EXERCISE GOAL:
Nothing but the lines from the one containing "Type out the text in this image." through the last line should be written out, please, exactly as they stand.

:: ENTRIES SHOWN

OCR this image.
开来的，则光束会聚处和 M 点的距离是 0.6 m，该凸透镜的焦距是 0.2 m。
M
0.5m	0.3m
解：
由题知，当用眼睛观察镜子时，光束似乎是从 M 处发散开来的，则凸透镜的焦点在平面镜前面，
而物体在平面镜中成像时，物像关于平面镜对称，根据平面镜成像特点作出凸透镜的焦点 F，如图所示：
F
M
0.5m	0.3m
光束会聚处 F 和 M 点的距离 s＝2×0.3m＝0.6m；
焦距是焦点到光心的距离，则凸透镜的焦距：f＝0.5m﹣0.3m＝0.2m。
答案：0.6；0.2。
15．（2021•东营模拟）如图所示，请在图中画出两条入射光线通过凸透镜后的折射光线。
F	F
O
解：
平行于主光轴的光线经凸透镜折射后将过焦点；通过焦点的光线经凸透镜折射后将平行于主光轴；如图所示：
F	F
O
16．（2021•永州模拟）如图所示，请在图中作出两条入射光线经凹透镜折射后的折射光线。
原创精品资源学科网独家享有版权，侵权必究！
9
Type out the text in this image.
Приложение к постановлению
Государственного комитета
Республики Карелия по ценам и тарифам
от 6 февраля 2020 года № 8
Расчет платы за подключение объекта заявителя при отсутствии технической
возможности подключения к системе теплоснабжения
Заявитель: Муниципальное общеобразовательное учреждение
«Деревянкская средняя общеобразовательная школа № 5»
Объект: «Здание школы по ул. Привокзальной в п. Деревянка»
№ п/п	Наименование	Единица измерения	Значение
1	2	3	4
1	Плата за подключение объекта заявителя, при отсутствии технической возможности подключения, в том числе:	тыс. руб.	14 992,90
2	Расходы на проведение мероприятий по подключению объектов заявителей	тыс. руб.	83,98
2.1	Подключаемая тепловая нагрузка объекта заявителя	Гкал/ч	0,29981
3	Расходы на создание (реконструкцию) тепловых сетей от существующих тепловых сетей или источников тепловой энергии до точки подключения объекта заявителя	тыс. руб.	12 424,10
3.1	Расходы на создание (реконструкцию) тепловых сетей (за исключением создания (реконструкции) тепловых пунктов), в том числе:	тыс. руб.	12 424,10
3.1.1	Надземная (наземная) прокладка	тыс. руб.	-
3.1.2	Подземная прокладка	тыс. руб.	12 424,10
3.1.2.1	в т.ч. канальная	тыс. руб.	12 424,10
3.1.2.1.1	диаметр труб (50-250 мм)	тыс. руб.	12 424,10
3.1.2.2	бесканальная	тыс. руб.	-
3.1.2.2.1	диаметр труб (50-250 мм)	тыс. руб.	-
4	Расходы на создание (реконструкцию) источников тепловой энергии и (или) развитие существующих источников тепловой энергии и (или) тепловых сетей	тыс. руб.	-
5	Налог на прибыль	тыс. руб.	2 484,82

::::

OUTPUT OF THE EXERCISE:
Type out the text in this image.
Приложение к постановлению
Государственного комитета
Республики Карелия по ценам и тарифам
от 6 февраля 2020 года № 8
Расчет платы за подключение объекта заявителя при отсутствии технической
возможности подключения к системе теплоснабжения
Заявитель: Муниципальное общеобразовательное учреждение
«Деревянкская средняя общеобразовательная школа № 5»
Объект: «Здание школы по ул. Привокзальной в п. Деревянка»
№ п/п	Наименование	Единица измерения	Значение
1	2	3	4
1	Плата за подключение объекта заявителя, при отсутствии технической возможности подключения, в том числе:	тыс. руб.	14 992,90
2	Расходы на проведение мероприятий по подключению объектов заявителей	тыс. руб.	83,98
2.1	Подключаемая тепловая нагрузка объекта заявителя	Гкал/ч	0,29981
3	Расходы на создание (реконструкцию) тепловых сетей от существующих тепловых сетей или источников тепловой энергии до точки подключения объекта заявителя	тыс. руб.	12 424,10
3.1	Расходы на создание (реконструкцию) тепловых сетей (за исключением создания (реконструкции) тепловых пунктов), в том числе:	тыс. руб.	12 424,10
3.1.1	Надземная (наземная) прокладка	тыс. руб.	-
3.1.2	Подземная прокладка	тыс. руб.	12 424,10
3.1.2.1	в т.ч. канальная	тыс. руб.	12 424,10
3.1.2.1.1	диаметр труб (50-250 мм)	тыс. руб.	12 424,10
3.1.2.2	бесканальная	тыс. руб.	-
3.1.2.2.1	диаметр труб (50-250 мм)	тыс. руб.	-
4	Расходы на создание (реконструкцию) источников тепловой энергии и (или) развитие существующих источников тепловой энергии и (или) тепловых сетей	тыс. руб.	-
5	Налог на прибыль	тыс. руб.	2 484,82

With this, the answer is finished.